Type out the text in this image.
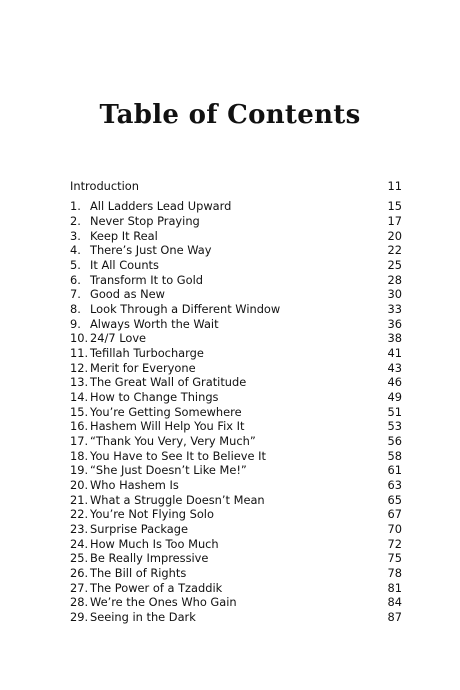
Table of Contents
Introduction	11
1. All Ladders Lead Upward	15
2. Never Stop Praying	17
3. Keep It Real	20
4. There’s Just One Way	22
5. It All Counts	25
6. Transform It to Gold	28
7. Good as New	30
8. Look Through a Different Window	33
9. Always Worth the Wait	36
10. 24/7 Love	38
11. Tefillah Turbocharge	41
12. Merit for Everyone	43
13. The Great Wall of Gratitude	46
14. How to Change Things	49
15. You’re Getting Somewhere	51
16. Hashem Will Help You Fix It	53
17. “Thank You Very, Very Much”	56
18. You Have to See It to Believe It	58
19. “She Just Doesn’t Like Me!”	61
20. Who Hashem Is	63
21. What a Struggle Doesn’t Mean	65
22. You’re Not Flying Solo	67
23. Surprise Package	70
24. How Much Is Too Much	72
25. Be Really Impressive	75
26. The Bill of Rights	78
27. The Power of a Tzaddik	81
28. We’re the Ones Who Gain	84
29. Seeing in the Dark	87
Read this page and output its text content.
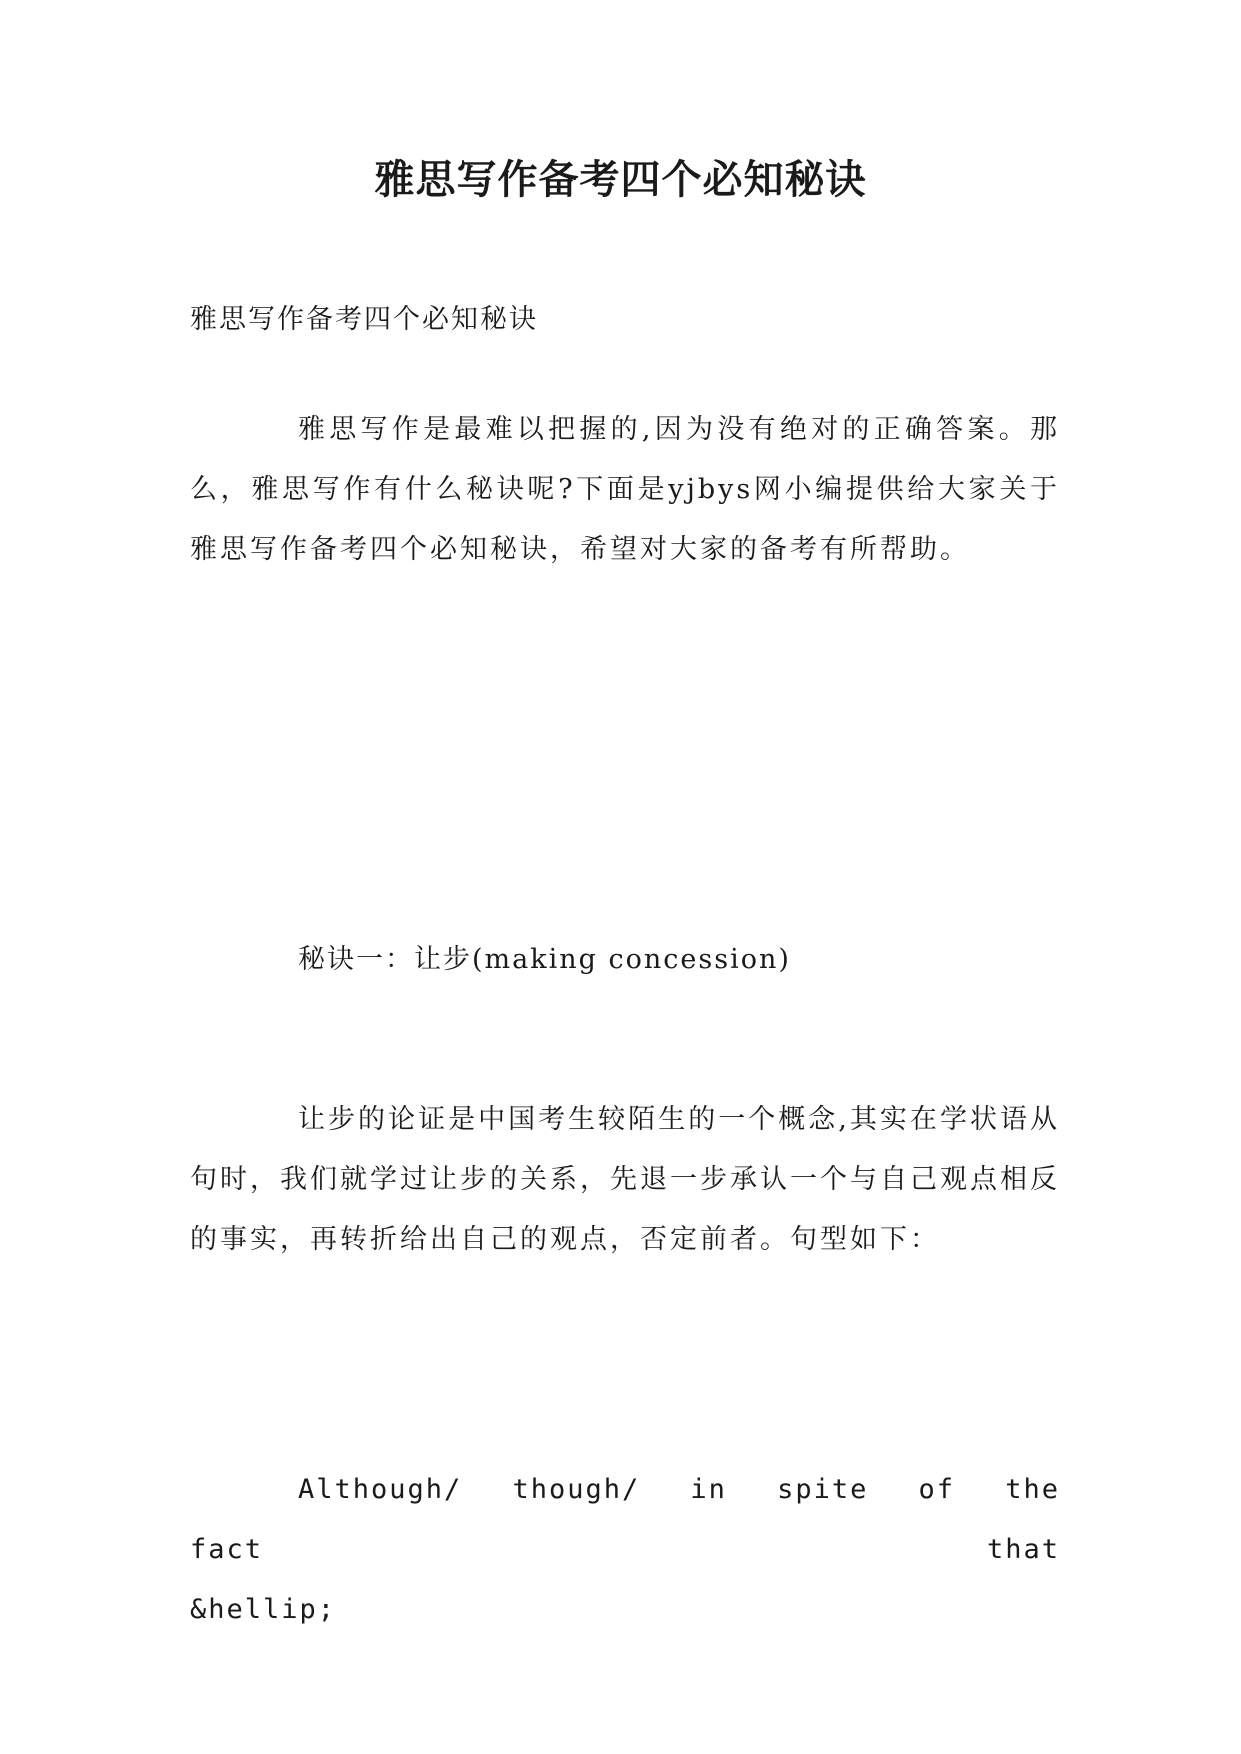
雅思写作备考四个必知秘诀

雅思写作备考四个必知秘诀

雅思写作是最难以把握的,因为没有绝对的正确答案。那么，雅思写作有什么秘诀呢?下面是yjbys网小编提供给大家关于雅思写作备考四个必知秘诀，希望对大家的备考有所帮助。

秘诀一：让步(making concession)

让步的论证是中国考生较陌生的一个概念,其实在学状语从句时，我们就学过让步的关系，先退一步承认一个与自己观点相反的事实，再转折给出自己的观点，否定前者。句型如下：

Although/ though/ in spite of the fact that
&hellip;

# Task goal
Collect the lines of the data that carry the word "Hashem".

# Task answer
16. Hashem Will Help You Fix It	53
20. Who Hashem Is	63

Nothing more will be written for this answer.